● Data lines:
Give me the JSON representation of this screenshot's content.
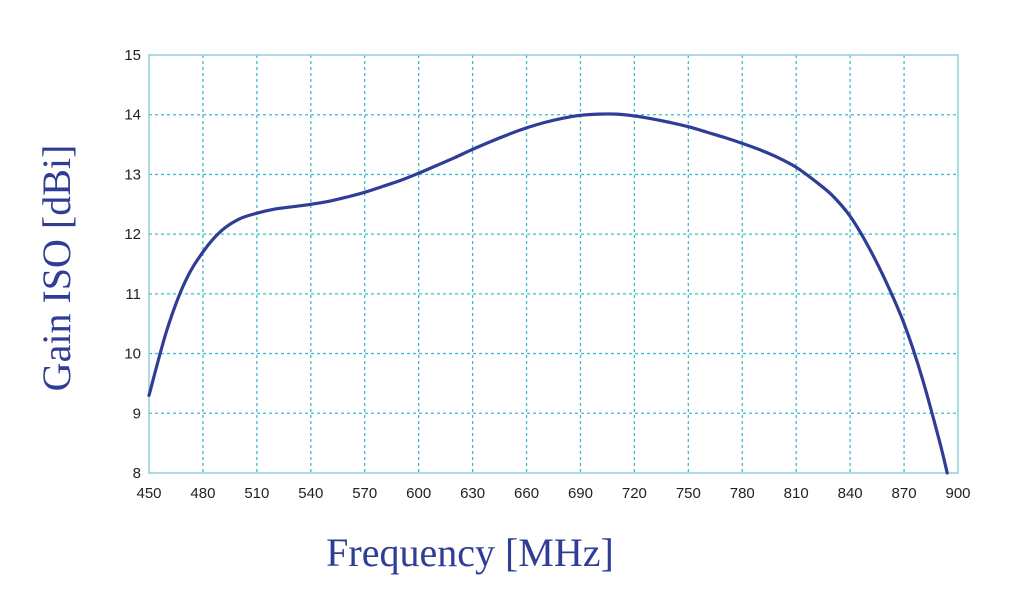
{
  "chart_data": {
    "type": "line",
    "title": "",
    "xlabel": "Frequency [MHz]",
    "ylabel": "Gain ISO [dBi]",
    "xlim": [
      450,
      900
    ],
    "ylim": [
      8,
      15
    ],
    "x_ticks": [
      "450",
      "480",
      "510",
      "540",
      "570",
      "600",
      "630",
      "660",
      "690",
      "720",
      "750",
      "780",
      "810",
      "840",
      "870",
      "900"
    ],
    "y_ticks": [
      "8",
      "9",
      "10",
      "11",
      "12",
      "13",
      "14",
      "15"
    ],
    "grid": true,
    "legend": "none",
    "colors": {
      "line": "#2f3d96",
      "grid": "#3fbccc",
      "frame": "#8fd0d8",
      "label": "#2f3d96"
    },
    "series": [
      {
        "x": [
          450,
          460,
          470,
          480,
          490,
          500,
          510,
          520,
          530,
          540,
          550,
          560,
          570,
          580,
          590,
          600,
          610,
          620,
          630,
          640,
          650,
          660,
          670,
          680,
          690,
          700,
          710,
          720,
          730,
          740,
          750,
          760,
          770,
          780,
          790,
          800,
          810,
          820,
          830,
          840,
          850,
          860,
          870,
          880,
          890,
          894
        ],
        "y": [
          9.3,
          10.4,
          11.2,
          11.7,
          12.05,
          12.25,
          12.35,
          12.42,
          12.46,
          12.5,
          12.55,
          12.62,
          12.7,
          12.8,
          12.9,
          13.02,
          13.15,
          13.28,
          13.42,
          13.55,
          13.67,
          13.78,
          13.87,
          13.94,
          13.99,
          14.01,
          14.01,
          13.98,
          13.93,
          13.87,
          13.8,
          13.71,
          13.62,
          13.52,
          13.41,
          13.28,
          13.12,
          12.9,
          12.65,
          12.3,
          11.8,
          11.2,
          10.5,
          9.6,
          8.5,
          8.0
        ]
      }
    ]
  }
}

● What is expected:
Output, exactly, all the records above; include no pictures.

● Full answer:
Give me the JSON representation of this screenshot's content.
{
  "chart_data": {
    "type": "line",
    "title": "",
    "xlabel": "Frequency [MHz]",
    "ylabel": "Gain ISO [dBi]",
    "xlim": [
      450,
      900
    ],
    "ylim": [
      8,
      15
    ],
    "x_ticks": [
      "450",
      "480",
      "510",
      "540",
      "570",
      "600",
      "630",
      "660",
      "690",
      "720",
      "750",
      "780",
      "810",
      "840",
      "870",
      "900"
    ],
    "y_ticks": [
      "8",
      "9",
      "10",
      "11",
      "12",
      "13",
      "14",
      "15"
    ],
    "grid": true,
    "legend": "none",
    "colors": {
      "line": "#2f3d96",
      "grid": "#3fbccc",
      "frame": "#8fd0d8",
      "label": "#2f3d96"
    },
    "series": [
      {
        "x": [
          450,
          460,
          470,
          480,
          490,
          500,
          510,
          520,
          530,
          540,
          550,
          560,
          570,
          580,
          590,
          600,
          610,
          620,
          630,
          640,
          650,
          660,
          670,
          680,
          690,
          700,
          710,
          720,
          730,
          740,
          750,
          760,
          770,
          780,
          790,
          800,
          810,
          820,
          830,
          840,
          850,
          860,
          870,
          880,
          890,
          894
        ],
        "y": [
          9.3,
          10.4,
          11.2,
          11.7,
          12.05,
          12.25,
          12.35,
          12.42,
          12.46,
          12.5,
          12.55,
          12.62,
          12.7,
          12.8,
          12.9,
          13.02,
          13.15,
          13.28,
          13.42,
          13.55,
          13.67,
          13.78,
          13.87,
          13.94,
          13.99,
          14.01,
          14.01,
          13.98,
          13.93,
          13.87,
          13.8,
          13.71,
          13.62,
          13.52,
          13.41,
          13.28,
          13.12,
          12.9,
          12.65,
          12.3,
          11.8,
          11.2,
          10.5,
          9.6,
          8.5,
          8.0
        ]
      }
    ]
  }
}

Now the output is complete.